Exercise.
Extract the data exactly, missing nothing.

Records.
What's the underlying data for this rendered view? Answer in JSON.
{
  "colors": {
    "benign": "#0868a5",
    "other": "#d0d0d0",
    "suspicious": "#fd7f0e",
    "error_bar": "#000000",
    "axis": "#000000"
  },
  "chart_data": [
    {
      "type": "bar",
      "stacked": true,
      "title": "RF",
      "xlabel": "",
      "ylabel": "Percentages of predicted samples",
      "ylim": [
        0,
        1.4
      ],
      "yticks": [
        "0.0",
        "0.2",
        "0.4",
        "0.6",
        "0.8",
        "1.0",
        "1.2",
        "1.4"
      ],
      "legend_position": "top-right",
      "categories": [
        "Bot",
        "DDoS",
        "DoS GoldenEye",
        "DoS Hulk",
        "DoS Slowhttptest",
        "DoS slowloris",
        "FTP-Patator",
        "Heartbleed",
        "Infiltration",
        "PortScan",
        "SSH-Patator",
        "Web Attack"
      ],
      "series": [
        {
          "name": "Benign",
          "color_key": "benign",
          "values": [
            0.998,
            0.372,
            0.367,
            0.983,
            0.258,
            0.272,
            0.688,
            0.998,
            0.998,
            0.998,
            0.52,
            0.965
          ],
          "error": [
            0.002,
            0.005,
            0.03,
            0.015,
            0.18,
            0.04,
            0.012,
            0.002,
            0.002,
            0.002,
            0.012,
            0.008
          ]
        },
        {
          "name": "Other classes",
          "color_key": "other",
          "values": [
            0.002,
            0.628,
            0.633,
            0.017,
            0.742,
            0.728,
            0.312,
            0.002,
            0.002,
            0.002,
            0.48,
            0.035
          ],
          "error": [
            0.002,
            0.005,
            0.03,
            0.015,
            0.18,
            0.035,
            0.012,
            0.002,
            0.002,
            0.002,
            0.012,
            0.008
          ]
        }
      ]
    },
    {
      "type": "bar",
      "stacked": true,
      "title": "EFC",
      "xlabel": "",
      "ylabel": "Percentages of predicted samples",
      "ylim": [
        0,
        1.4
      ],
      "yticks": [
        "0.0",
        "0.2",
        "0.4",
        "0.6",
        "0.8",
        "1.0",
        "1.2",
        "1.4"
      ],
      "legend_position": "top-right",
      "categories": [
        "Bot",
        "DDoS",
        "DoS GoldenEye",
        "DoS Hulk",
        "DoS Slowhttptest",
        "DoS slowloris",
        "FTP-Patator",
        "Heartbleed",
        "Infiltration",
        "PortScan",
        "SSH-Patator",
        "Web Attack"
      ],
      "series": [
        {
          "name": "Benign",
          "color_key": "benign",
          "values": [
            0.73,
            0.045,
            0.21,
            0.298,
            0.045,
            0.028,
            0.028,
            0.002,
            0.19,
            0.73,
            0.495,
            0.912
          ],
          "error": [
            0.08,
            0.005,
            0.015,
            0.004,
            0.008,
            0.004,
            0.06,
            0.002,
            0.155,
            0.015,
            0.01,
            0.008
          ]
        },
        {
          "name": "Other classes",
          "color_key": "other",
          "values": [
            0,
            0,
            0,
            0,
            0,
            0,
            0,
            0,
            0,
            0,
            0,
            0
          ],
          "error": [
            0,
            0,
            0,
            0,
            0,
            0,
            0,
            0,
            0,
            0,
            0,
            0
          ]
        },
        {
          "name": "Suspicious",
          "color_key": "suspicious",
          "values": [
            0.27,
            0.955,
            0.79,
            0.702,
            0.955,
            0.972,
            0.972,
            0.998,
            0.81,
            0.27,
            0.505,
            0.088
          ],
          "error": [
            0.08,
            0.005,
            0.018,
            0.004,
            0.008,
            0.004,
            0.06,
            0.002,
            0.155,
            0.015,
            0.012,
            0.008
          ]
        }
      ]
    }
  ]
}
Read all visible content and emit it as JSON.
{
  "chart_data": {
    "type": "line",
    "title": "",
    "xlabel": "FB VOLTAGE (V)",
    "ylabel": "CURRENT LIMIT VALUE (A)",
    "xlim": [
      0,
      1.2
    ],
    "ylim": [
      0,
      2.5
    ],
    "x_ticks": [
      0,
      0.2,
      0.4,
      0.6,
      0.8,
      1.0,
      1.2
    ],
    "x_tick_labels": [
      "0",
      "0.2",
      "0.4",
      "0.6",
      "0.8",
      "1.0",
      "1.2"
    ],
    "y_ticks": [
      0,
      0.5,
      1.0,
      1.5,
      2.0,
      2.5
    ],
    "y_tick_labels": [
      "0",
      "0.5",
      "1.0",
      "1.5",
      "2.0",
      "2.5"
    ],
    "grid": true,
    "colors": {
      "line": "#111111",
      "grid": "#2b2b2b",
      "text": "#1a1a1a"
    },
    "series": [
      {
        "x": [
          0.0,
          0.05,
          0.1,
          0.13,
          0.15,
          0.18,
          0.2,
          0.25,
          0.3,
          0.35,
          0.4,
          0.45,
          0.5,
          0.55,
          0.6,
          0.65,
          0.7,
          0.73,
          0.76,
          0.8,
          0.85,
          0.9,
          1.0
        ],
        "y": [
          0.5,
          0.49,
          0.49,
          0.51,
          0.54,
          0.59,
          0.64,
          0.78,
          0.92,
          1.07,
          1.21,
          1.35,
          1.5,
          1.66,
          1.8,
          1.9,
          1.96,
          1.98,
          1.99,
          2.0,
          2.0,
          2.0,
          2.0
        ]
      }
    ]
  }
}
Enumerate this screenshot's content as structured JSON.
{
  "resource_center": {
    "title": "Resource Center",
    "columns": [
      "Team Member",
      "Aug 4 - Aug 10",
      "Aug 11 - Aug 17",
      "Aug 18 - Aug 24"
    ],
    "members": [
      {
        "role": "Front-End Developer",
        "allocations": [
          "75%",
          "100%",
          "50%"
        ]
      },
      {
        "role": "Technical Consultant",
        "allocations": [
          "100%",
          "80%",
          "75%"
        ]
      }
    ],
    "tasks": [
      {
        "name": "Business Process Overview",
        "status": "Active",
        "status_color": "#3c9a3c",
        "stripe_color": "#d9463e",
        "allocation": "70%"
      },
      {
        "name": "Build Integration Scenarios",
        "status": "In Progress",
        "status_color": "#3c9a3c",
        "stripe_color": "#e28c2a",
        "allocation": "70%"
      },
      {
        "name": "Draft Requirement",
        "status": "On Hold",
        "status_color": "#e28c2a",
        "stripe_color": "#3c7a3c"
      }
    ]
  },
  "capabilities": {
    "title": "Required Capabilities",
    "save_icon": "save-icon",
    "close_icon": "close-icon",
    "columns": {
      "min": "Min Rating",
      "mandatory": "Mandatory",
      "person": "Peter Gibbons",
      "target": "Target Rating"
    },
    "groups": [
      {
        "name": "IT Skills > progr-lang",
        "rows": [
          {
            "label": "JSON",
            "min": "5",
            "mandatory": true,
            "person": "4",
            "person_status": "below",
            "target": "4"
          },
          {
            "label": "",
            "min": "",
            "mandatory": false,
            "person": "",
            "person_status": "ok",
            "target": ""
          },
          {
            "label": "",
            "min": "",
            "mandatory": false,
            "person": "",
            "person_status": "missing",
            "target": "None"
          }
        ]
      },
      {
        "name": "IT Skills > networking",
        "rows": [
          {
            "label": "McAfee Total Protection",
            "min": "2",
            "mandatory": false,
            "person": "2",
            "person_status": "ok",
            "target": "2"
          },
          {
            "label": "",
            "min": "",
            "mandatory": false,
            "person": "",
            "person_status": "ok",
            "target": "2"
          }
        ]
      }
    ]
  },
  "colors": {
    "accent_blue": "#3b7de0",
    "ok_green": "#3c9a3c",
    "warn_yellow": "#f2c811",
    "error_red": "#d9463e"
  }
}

Worked solution.
What's the underlying data for this rendered view? Answer in JSON.
{
  "colors": {
    "benign": "#0868a5",
    "other": "#d0d0d0",
    "suspicious": "#fd7f0e",
    "error_bar": "#000000",
    "axis": "#000000"
  },
  "chart_data": [
    {
      "type": "bar",
      "stacked": true,
      "title": "RF",
      "xlabel": "",
      "ylabel": "Percentages of predicted samples",
      "ylim": [
        0,
        1.4
      ],
      "yticks": [
        "0.0",
        "0.2",
        "0.4",
        "0.6",
        "0.8",
        "1.0",
        "1.2",
        "1.4"
      ],
      "legend_position": "top-right",
      "categories": [
        "Bot",
        "DDoS",
        "DoS GoldenEye",
        "DoS Hulk",
        "DoS Slowhttptest",
        "DoS slowloris",
        "FTP-Patator",
        "Heartbleed",
        "Infiltration",
        "PortScan",
        "SSH-Patator",
        "Web Attack"
      ],
      "series": [
        {
          "name": "Benign",
          "color_key": "benign",
          "values": [
            0.998,
            0.372,
            0.367,
            0.983,
            0.258,
            0.272,
            0.688,
            0.998,
            0.998,
            0.998,
            0.52,
            0.965
          ],
          "error": [
            0.002,
            0.005,
            0.03,
            0.015,
            0.18,
            0.04,
            0.012,
            0.002,
            0.002,
            0.002,
            0.012,
            0.008
          ]
        },
        {
          "name": "Other classes",
          "color_key": "other",
          "values": [
            0.002,
            0.628,
            0.633,
            0.017,
            0.742,
            0.728,
            0.312,
            0.002,
            0.002,
            0.002,
            0.48,
            0.035
          ],
          "error": [
            0.002,
            0.005,
            0.03,
            0.015,
            0.18,
            0.035,
            0.012,
            0.002,
            0.002,
            0.002,
            0.012,
            0.008
          ]
        }
      ]
    },
    {
      "type": "bar",
      "stacked": true,
      "title": "EFC",
      "xlabel": "",
      "ylabel": "Percentages of predicted samples",
      "ylim": [
        0,
        1.4
      ],
      "yticks": [
        "0.0",
        "0.2",
        "0.4",
        "0.6",
        "0.8",
        "1.0",
        "1.2",
        "1.4"
      ],
      "legend_position": "top-right",
      "categories": [
        "Bot",
        "DDoS",
        "DoS GoldenEye",
        "DoS Hulk",
        "DoS Slowhttptest",
        "DoS slowloris",
        "FTP-Patator",
        "Heartbleed",
        "Infiltration",
        "PortScan",
        "SSH-Patator",
        "Web Attack"
      ],
      "series": [
        {
          "name": "Benign",
          "color_key": "benign",
          "values": [
            0.73,
            0.045,
            0.21,
            0.298,
            0.045,
            0.028,
            0.028,
            0.002,
            0.19,
            0.73,
            0.495,
            0.912
          ],
          "error": [
            0.08,
            0.005,
            0.015,
            0.004,
            0.008,
            0.004,
            0.06,
            0.002,
            0.155,
            0.015,
            0.01,
            0.008
          ]
        },
        {
          "name": "Other classes",
          "color_key": "other",
          "values": [
            0,
            0,
            0,
            0,
            0,
            0,
            0,
            0,
            0,
            0,
            0,
            0
          ],
          "error": [
            0,
            0,
            0,
            0,
            0,
            0,
            0,
            0,
            0,
            0,
            0,
            0
          ]
        },
        {
          "name": "Suspicious",
          "color_key": "suspicious",
          "values": [
            0.27,
            0.955,
            0.79,
            0.702,
            0.955,
            0.972,
            0.972,
            0.998,
            0.81,
            0.27,
            0.505,
            0.088
          ],
          "error": [
            0.08,
            0.005,
            0.018,
            0.004,
            0.008,
            0.004,
            0.06,
            0.002,
            0.155,
            0.015,
            0.012,
            0.008
          ]
        }
      ]
    }
  ]
}
Read all visible content and emit it as JSON.
{
  "chart_data": {
    "type": "line",
    "title": "",
    "xlabel": "FB VOLTAGE (V)",
    "ylabel": "CURRENT LIMIT VALUE (A)",
    "xlim": [
      0,
      1.2
    ],
    "ylim": [
      0,
      2.5
    ],
    "x_ticks": [
      0,
      0.2,
      0.4,
      0.6,
      0.8,
      1.0,
      1.2
    ],
    "x_tick_labels": [
      "0",
      "0.2",
      "0.4",
      "0.6",
      "0.8",
      "1.0",
      "1.2"
    ],
    "y_ticks": [
      0,
      0.5,
      1.0,
      1.5,
      2.0,
      2.5
    ],
    "y_tick_labels": [
      "0",
      "0.5",
      "1.0",
      "1.5",
      "2.0",
      "2.5"
    ],
    "grid": true,
    "colors": {
      "line": "#111111",
      "grid": "#2b2b2b",
      "text": "#1a1a1a"
    },
    "series": [
      {
        "x": [
          0.0,
          0.05,
          0.1,
          0.13,
          0.15,
          0.18,
          0.2,
          0.25,
          0.3,
          0.35,
          0.4,
          0.45,
          0.5,
          0.55,
          0.6,
          0.65,
          0.7,
          0.73,
          0.76,
          0.8,
          0.85,
          0.9,
          1.0
        ],
        "y": [
          0.5,
          0.49,
          0.49,
          0.51,
          0.54,
          0.59,
          0.64,
          0.78,
          0.92,
          1.07,
          1.21,
          1.35,
          1.5,
          1.66,
          1.8,
          1.9,
          1.96,
          1.98,
          1.99,
          2.0,
          2.0,
          2.0,
          2.0
        ]
      }
    ]
  }
}
Enumerate this screenshot's content as structured JSON.
{
  "resource_center": {
    "title": "Resource Center",
    "columns": [
      "Team Member",
      "Aug 4 - Aug 10",
      "Aug 11 - Aug 17",
      "Aug 18 - Aug 24"
    ],
    "members": [
      {
        "role": "Front-End Developer",
        "allocations": [
          "75%",
          "100%",
          "50%"
        ]
      },
      {
        "role": "Technical Consultant",
        "allocations": [
          "100%",
          "80%",
          "75%"
        ]
      }
    ],
    "tasks": [
      {
        "name": "Business Process Overview",
        "status": "Active",
        "status_color": "#3c9a3c",
        "stripe_color": "#d9463e",
        "allocation": "70%"
      },
      {
        "name": "Build Integration Scenarios",
        "status": "In Progress",
        "status_color": "#3c9a3c",
        "stripe_color": "#e28c2a",
        "allocation": "70%"
      },
      {
        "name": "Draft Requirement",
        "status": "On Hold",
        "status_color": "#e28c2a",
        "stripe_color": "#3c7a3c"
      }
    ]
  },
  "capabilities": {
    "title": "Required Capabilities",
    "save_icon": "save-icon",
    "close_icon": "close-icon",
    "columns": {
      "min": "Min Rating",
      "mandatory": "Mandatory",
      "person": "Peter Gibbons",
      "target": "Target Rating"
    },
    "groups": [
      {
        "name": "IT Skills > progr-lang",
        "rows": [
          {
            "label": "JSON",
            "min": "5",
            "mandatory": true,
            "person": "4",
            "person_status": "below",
            "target": "4"
          },
          {
            "label": "",
            "min": "",
            "mandatory": false,
            "person": "",
            "person_status": "ok",
            "target": ""
          },
          {
            "label": "",
            "min": "",
            "mandatory": false,
            "person": "",
            "person_status": "missing",
            "target": "None"
          }
        ]
      },
      {
        "name": "IT Skills > networking",
        "rows": [
          {
            "label": "McAfee Total Protection",
            "min": "2",
            "mandatory": false,
            "person": "2",
            "person_status": "ok",
            "target": "2"
          },
          {
            "label": "",
            "min": "",
            "mandatory": false,
            "person": "",
            "person_status": "ok",
            "target": "2"
          }
        ]
      }
    ]
  },
  "colors": {
    "accent_blue": "#3b7de0",
    "ok_green": "#3c9a3c",
    "warn_yellow": "#f2c811",
    "error_red": "#d9463e"
  }
}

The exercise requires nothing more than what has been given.